Start of Block
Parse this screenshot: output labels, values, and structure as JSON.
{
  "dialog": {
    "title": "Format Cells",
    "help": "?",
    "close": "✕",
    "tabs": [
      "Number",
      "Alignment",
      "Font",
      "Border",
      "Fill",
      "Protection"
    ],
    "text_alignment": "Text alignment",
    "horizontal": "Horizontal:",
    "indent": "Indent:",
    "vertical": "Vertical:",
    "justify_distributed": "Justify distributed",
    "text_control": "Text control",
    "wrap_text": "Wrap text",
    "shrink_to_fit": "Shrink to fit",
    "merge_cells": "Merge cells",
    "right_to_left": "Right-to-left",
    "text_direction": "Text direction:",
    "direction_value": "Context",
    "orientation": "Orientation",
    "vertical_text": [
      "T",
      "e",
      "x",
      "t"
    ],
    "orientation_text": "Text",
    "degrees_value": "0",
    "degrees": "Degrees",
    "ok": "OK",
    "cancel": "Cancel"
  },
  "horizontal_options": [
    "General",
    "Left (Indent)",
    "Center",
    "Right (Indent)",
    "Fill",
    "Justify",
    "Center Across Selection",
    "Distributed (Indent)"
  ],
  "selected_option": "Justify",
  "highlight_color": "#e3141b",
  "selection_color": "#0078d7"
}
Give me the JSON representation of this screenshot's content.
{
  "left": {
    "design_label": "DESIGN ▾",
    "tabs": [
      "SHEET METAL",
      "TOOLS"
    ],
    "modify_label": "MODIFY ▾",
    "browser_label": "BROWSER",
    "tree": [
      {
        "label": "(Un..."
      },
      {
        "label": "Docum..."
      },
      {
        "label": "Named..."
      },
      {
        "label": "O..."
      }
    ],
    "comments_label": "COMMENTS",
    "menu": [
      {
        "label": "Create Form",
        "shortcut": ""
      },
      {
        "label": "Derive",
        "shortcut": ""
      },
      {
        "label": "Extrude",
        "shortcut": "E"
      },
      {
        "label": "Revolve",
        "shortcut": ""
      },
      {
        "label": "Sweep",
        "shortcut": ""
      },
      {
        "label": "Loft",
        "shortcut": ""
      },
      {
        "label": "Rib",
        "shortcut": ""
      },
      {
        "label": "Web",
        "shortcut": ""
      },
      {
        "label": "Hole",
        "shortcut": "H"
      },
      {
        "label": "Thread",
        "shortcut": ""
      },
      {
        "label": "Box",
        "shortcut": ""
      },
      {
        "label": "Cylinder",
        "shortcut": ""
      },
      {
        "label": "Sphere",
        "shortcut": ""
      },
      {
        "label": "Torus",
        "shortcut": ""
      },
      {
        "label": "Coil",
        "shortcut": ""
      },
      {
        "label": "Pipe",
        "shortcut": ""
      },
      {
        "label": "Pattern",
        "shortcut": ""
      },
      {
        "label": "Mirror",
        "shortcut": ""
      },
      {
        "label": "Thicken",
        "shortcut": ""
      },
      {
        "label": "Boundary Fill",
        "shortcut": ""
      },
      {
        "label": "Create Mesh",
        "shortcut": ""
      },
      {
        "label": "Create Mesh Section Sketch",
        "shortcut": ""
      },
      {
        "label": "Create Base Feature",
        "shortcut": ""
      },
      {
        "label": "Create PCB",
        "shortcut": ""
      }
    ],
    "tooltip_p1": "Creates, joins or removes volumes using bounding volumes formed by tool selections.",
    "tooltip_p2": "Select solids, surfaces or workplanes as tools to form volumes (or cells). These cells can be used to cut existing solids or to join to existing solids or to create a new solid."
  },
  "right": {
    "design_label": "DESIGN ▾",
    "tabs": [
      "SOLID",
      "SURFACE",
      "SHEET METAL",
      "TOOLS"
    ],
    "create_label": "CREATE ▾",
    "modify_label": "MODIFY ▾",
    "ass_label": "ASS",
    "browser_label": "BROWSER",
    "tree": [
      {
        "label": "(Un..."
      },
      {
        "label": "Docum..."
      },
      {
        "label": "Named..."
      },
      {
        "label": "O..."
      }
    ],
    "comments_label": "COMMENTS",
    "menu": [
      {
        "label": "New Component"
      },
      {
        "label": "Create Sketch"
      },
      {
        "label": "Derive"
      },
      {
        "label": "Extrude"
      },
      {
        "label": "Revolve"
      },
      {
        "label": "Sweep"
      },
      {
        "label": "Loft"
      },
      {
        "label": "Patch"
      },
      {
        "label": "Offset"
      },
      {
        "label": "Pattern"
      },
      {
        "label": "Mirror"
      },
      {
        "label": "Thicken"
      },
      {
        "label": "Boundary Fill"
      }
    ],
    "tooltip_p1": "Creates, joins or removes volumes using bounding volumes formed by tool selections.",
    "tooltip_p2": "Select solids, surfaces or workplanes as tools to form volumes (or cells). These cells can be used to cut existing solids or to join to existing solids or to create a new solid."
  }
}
End of Block
→ **Task goal**
The material must be written out again in full and without changes.

→ **Written solution**
Parse this screenshot: output labels, values, and structure as JSON.
{
  "dialog": {
    "title": "Format Cells",
    "help": "?",
    "close": "✕",
    "tabs": [
      "Number",
      "Alignment",
      "Font",
      "Border",
      "Fill",
      "Protection"
    ],
    "text_alignment": "Text alignment",
    "horizontal": "Horizontal:",
    "indent": "Indent:",
    "vertical": "Vertical:",
    "justify_distributed": "Justify distributed",
    "text_control": "Text control",
    "wrap_text": "Wrap text",
    "shrink_to_fit": "Shrink to fit",
    "merge_cells": "Merge cells",
    "right_to_left": "Right-to-left",
    "text_direction": "Text direction:",
    "direction_value": "Context",
    "orientation": "Orientation",
    "vertical_text": [
      "T",
      "e",
      "x",
      "t"
    ],
    "orientation_text": "Text",
    "degrees_value": "0",
    "degrees": "Degrees",
    "ok": "OK",
    "cancel": "Cancel"
  },
  "horizontal_options": [
    "General",
    "Left (Indent)",
    "Center",
    "Right (Indent)",
    "Fill",
    "Justify",
    "Center Across Selection",
    "Distributed (Indent)"
  ],
  "selected_option": "Justify",
  "highlight_color": "#e3141b",
  "selection_color": "#0078d7"
}
Give me the JSON representation of this screenshot's content.
{
  "left": {
    "design_label": "DESIGN ▾",
    "tabs": [
      "SHEET METAL",
      "TOOLS"
    ],
    "modify_label": "MODIFY ▾",
    "browser_label": "BROWSER",
    "tree": [
      {
        "label": "(Un..."
      },
      {
        "label": "Docum..."
      },
      {
        "label": "Named..."
      },
      {
        "label": "O..."
      }
    ],
    "comments_label": "COMMENTS",
    "menu": [
      {
        "label": "Create Form",
        "shortcut": ""
      },
      {
        "label": "Derive",
        "shortcut": ""
      },
      {
        "label": "Extrude",
        "shortcut": "E"
      },
      {
        "label": "Revolve",
        "shortcut": ""
      },
      {
        "label": "Sweep",
        "shortcut": ""
      },
      {
        "label": "Loft",
        "shortcut": ""
      },
      {
        "label": "Rib",
        "shortcut": ""
      },
      {
        "label": "Web",
        "shortcut": ""
      },
      {
        "label": "Hole",
        "shortcut": "H"
      },
      {
        "label": "Thread",
        "shortcut": ""
      },
      {
        "label": "Box",
        "shortcut": ""
      },
      {
        "label": "Cylinder",
        "shortcut": ""
      },
      {
        "label": "Sphere",
        "shortcut": ""
      },
      {
        "label": "Torus",
        "shortcut": ""
      },
      {
        "label": "Coil",
        "shortcut": ""
      },
      {
        "label": "Pipe",
        "shortcut": ""
      },
      {
        "label": "Pattern",
        "shortcut": ""
      },
      {
        "label": "Mirror",
        "shortcut": ""
      },
      {
        "label": "Thicken",
        "shortcut": ""
      },
      {
        "label": "Boundary Fill",
        "shortcut": ""
      },
      {
        "label": "Create Mesh",
        "shortcut": ""
      },
      {
        "label": "Create Mesh Section Sketch",
        "shortcut": ""
      },
      {
        "label": "Create Base Feature",
        "shortcut": ""
      },
      {
        "label": "Create PCB",
        "shortcut": ""
      }
    ],
    "tooltip_p1": "Creates, joins or removes volumes using bounding volumes formed by tool selections.",
    "tooltip_p2": "Select solids, surfaces or workplanes as tools to form volumes (or cells). These cells can be used to cut existing solids or to join to existing solids or to create a new solid."
  },
  "right": {
    "design_label": "DESIGN ▾",
    "tabs": [
      "SOLID",
      "SURFACE",
      "SHEET METAL",
      "TOOLS"
    ],
    "create_label": "CREATE ▾",
    "modify_label": "MODIFY ▾",
    "ass_label": "ASS",
    "browser_label": "BROWSER",
    "tree": [
      {
        "label": "(Un..."
      },
      {
        "label": "Docum..."
      },
      {
        "label": "Named..."
      },
      {
        "label": "O..."
      }
    ],
    "comments_label": "COMMENTS",
    "menu": [
      {
        "label": "New Component"
      },
      {
        "label": "Create Sketch"
      },
      {
        "label": "Derive"
      },
      {
        "label": "Extrude"
      },
      {
        "label": "Revolve"
      },
      {
        "label": "Sweep"
      },
      {
        "label": "Loft"
      },
      {
        "label": "Patch"
      },
      {
        "label": "Offset"
      },
      {
        "label": "Pattern"
      },
      {
        "label": "Mirror"
      },
      {
        "label": "Thicken"
      },
      {
        "label": "Boundary Fill"
      }
    ],
    "tooltip_p1": "Creates, joins or removes volumes using bounding volumes formed by tool selections.",
    "tooltip_p2": "Select solids, surfaces or workplanes as tools to form volumes (or cells). These cells can be used to cut existing solids or to join to existing solids or to create a new solid."
  }
}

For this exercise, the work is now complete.